Begin Data records

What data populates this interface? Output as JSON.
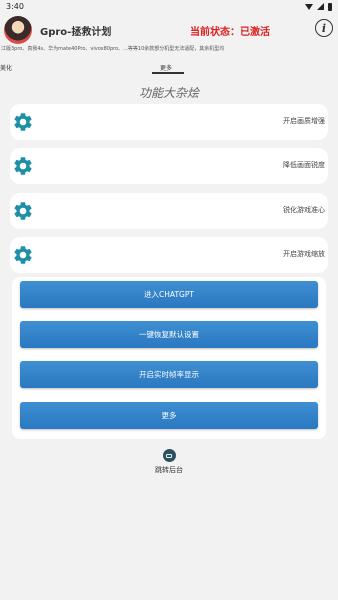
{
  "status_bar": {
    "time": "3:40"
  },
  "header": {
    "app_title": "Gpro-拯救计划",
    "activation_status": "当前状态：已激活",
    "info_icon_glyph": "i"
  },
  "ticker": "江版3pro、真我4s、华为mate40Pro、vivox80pro、...等等10余款部分机型无法适配，其余机型均",
  "tabs": [
    {
      "label": "美化"
    },
    {
      "label": "更多"
    }
  ],
  "main": {
    "section_title": "功能大杂烩",
    "features": [
      {
        "icon": "gear-icon",
        "label": "开启画质增强"
      },
      {
        "icon": "gear-icon",
        "label": "降低画面锐度"
      },
      {
        "icon": "gear-icon",
        "label": "锐化游戏准心"
      },
      {
        "icon": "gear-icon",
        "label": "开启游戏缩放"
      }
    ],
    "buttons": [
      {
        "label": "进入CHATGPT"
      },
      {
        "label": "一键恢复默认设置"
      },
      {
        "label": "开启实时帧率显示"
      },
      {
        "label": "更多"
      }
    ]
  },
  "footer": {
    "background_label": "跳转后台"
  },
  "colors": {
    "accent": "#2a78c0",
    "status_red": "#e02020",
    "gear_teal": "#1e8fa6",
    "background": "#f2f2f2"
  }
}
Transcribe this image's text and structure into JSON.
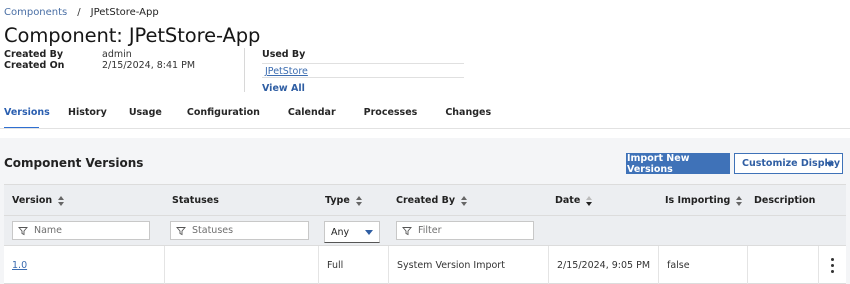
{
  "breadcrumb": {
    "root": "Components",
    "separator": "/",
    "current": "JPetStore-App"
  },
  "page_title": "Component: JPetStore-App",
  "meta": {
    "created_by_label": "Created By",
    "created_by_value": "admin",
    "created_on_label": "Created On",
    "created_on_value": "2/15/2024, 8:41 PM"
  },
  "used_by": {
    "label": "Used By",
    "link": "JPetStore",
    "view_all": "View All"
  },
  "tabs": [
    {
      "label": "Versions"
    },
    {
      "label": "History"
    },
    {
      "label": "Usage"
    },
    {
      "label": "Configuration"
    },
    {
      "label": "Calendar"
    },
    {
      "label": "Processes"
    },
    {
      "label": "Changes"
    }
  ],
  "active_tab": "Versions",
  "section": {
    "title": "Component Versions",
    "import_button": "Import New Versions",
    "customize_button": "Customize Display"
  },
  "table": {
    "columns": [
      "Version",
      "Statuses",
      "Type",
      "Created By",
      "Date",
      "Is Importing",
      "Description"
    ],
    "filters": {
      "version_placeholder": "Name",
      "statuses_placeholder": "Statuses",
      "type_value": "Any",
      "created_by_placeholder": "Filter"
    },
    "rows": [
      {
        "version": "1.0",
        "statuses": "",
        "type": "Full",
        "created_by": "System Version Import",
        "date": "2/15/2024, 9:05 PM",
        "is_importing": "false",
        "description": ""
      }
    ]
  },
  "colors": {
    "accent": "#3f72b8",
    "link": "#3b6cb0",
    "panel_bg": "#f4f5f7"
  },
  "icons": [
    "sort-icon",
    "filter-icon",
    "caret-down-icon",
    "overflow-menu-icon"
  ]
}
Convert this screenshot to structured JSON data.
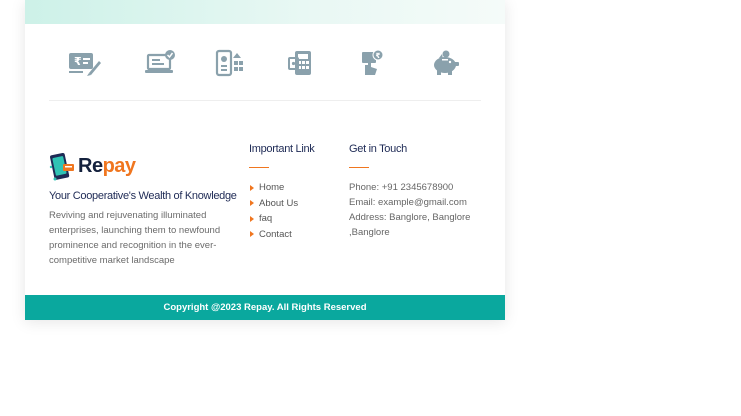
{
  "services": [
    {
      "icon": "rupee-bill-pen-icon"
    },
    {
      "icon": "laptop-check-icon"
    },
    {
      "icon": "mobile-bill-icon"
    },
    {
      "icon": "calculator-card-icon"
    },
    {
      "icon": "hand-coin-icon"
    },
    {
      "icon": "piggy-bank-icon"
    }
  ],
  "brand": {
    "logo_re": "Re",
    "logo_pay": "pay",
    "tagline": "Your Cooperative's Wealth of Knowledge",
    "about": "Reviving and rejuvenating illuminated enterprises, launching them to newfound prominence and recognition in the ever-competitive market landscape"
  },
  "important_links": {
    "title": "Important Link",
    "items": [
      "Home",
      "About Us",
      "faq",
      "Contact"
    ]
  },
  "get_in_touch": {
    "title": "Get in Touch",
    "phone": "Phone: +91 2345678900",
    "email": "Email: example@gmail.com",
    "address": "Address: Banglore, Banglore ,Banglore"
  },
  "copyright": "Copyright @2023 Repay. All Rights Reserved",
  "colors": {
    "accent": "#f0761f",
    "footer_bar": "#0aa89e",
    "heading": "#1e2a55",
    "icon_gray": "#8aa1ac"
  }
}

End Data records

▸ **Exercise aim**: Repeat the material above verbatim, with no pictures in the output.

▸ **The result**:
What data populates this interface? Output as JSON.
{
  "status_bar": {
    "time": "3:40"
  },
  "header": {
    "app_title": "Gpro-拯救计划",
    "activation_status": "当前状态：已激活",
    "info_icon_glyph": "i"
  },
  "ticker": "江版3pro、真我4s、华为mate40Pro、vivox80pro、...等等10余款部分机型无法适配，其余机型均",
  "tabs": [
    {
      "label": "美化"
    },
    {
      "label": "更多"
    }
  ],
  "main": {
    "section_title": "功能大杂烩",
    "features": [
      {
        "icon": "gear-icon",
        "label": "开启画质增强"
      },
      {
        "icon": "gear-icon",
        "label": "降低画面锐度"
      },
      {
        "icon": "gear-icon",
        "label": "锐化游戏准心"
      },
      {
        "icon": "gear-icon",
        "label": "开启游戏缩放"
      }
    ],
    "buttons": [
      {
        "label": "进入CHATGPT"
      },
      {
        "label": "一键恢复默认设置"
      },
      {
        "label": "开启实时帧率显示"
      },
      {
        "label": "更多"
      }
    ]
  },
  "footer": {
    "background_label": "跳转后台"
  },
  "colors": {
    "accent": "#2a78c0",
    "status_red": "#e02020",
    "gear_teal": "#1e8fa6",
    "background": "#f2f2f2"
  }
}
Transcribe this image's text and structure into JSON.
{
  "breadcrumb": {
    "root": "Components",
    "separator": "/",
    "current": "JPetStore-App"
  },
  "page_title": "Component: JPetStore-App",
  "meta": {
    "created_by_label": "Created By",
    "created_by_value": "admin",
    "created_on_label": "Created On",
    "created_on_value": "2/15/2024, 8:41 PM"
  },
  "used_by": {
    "label": "Used By",
    "link": "JPetStore",
    "view_all": "View All"
  },
  "tabs": [
    {
      "label": "Versions"
    },
    {
      "label": "History"
    },
    {
      "label": "Usage"
    },
    {
      "label": "Configuration"
    },
    {
      "label": "Calendar"
    },
    {
      "label": "Processes"
    },
    {
      "label": "Changes"
    }
  ],
  "active_tab": "Versions",
  "section": {
    "title": "Component Versions",
    "import_button": "Import New Versions",
    "customize_button": "Customize Display"
  },
  "table": {
    "columns": [
      "Version",
      "Statuses",
      "Type",
      "Created By",
      "Date",
      "Is Importing",
      "Description"
    ],
    "filters": {
      "version_placeholder": "Name",
      "statuses_placeholder": "Statuses",
      "type_value": "Any",
      "created_by_placeholder": "Filter"
    },
    "rows": [
      {
        "version": "1.0",
        "statuses": "",
        "type": "Full",
        "created_by": "System Version Import",
        "date": "2/15/2024, 9:05 PM",
        "is_importing": "false",
        "description": ""
      }
    ]
  },
  "colors": {
    "accent": "#3f72b8",
    "link": "#3b6cb0",
    "panel_bg": "#f4f5f7"
  },
  "icons": [
    "sort-icon",
    "filter-icon",
    "caret-down-icon",
    "overflow-menu-icon"
  ]
}
Convert this screenshot to structured JSON data.
{
  "services": [
    {
      "icon": "rupee-bill-pen-icon"
    },
    {
      "icon": "laptop-check-icon"
    },
    {
      "icon": "mobile-bill-icon"
    },
    {
      "icon": "calculator-card-icon"
    },
    {
      "icon": "hand-coin-icon"
    },
    {
      "icon": "piggy-bank-icon"
    }
  ],
  "brand": {
    "logo_re": "Re",
    "logo_pay": "pay",
    "tagline": "Your Cooperative's Wealth of Knowledge",
    "about": "Reviving and rejuvenating illuminated enterprises, launching them to newfound prominence and recognition in the ever-competitive market landscape"
  },
  "important_links": {
    "title": "Important Link",
    "items": [
      "Home",
      "About Us",
      "faq",
      "Contact"
    ]
  },
  "get_in_touch": {
    "title": "Get in Touch",
    "phone": "Phone: +91 2345678900",
    "email": "Email: example@gmail.com",
    "address": "Address: Banglore, Banglore ,Banglore"
  },
  "copyright": "Copyright @2023 Repay. All Rights Reserved",
  "colors": {
    "accent": "#f0761f",
    "footer_bar": "#0aa89e",
    "heading": "#1e2a55",
    "icon_gray": "#8aa1ac"
  }
}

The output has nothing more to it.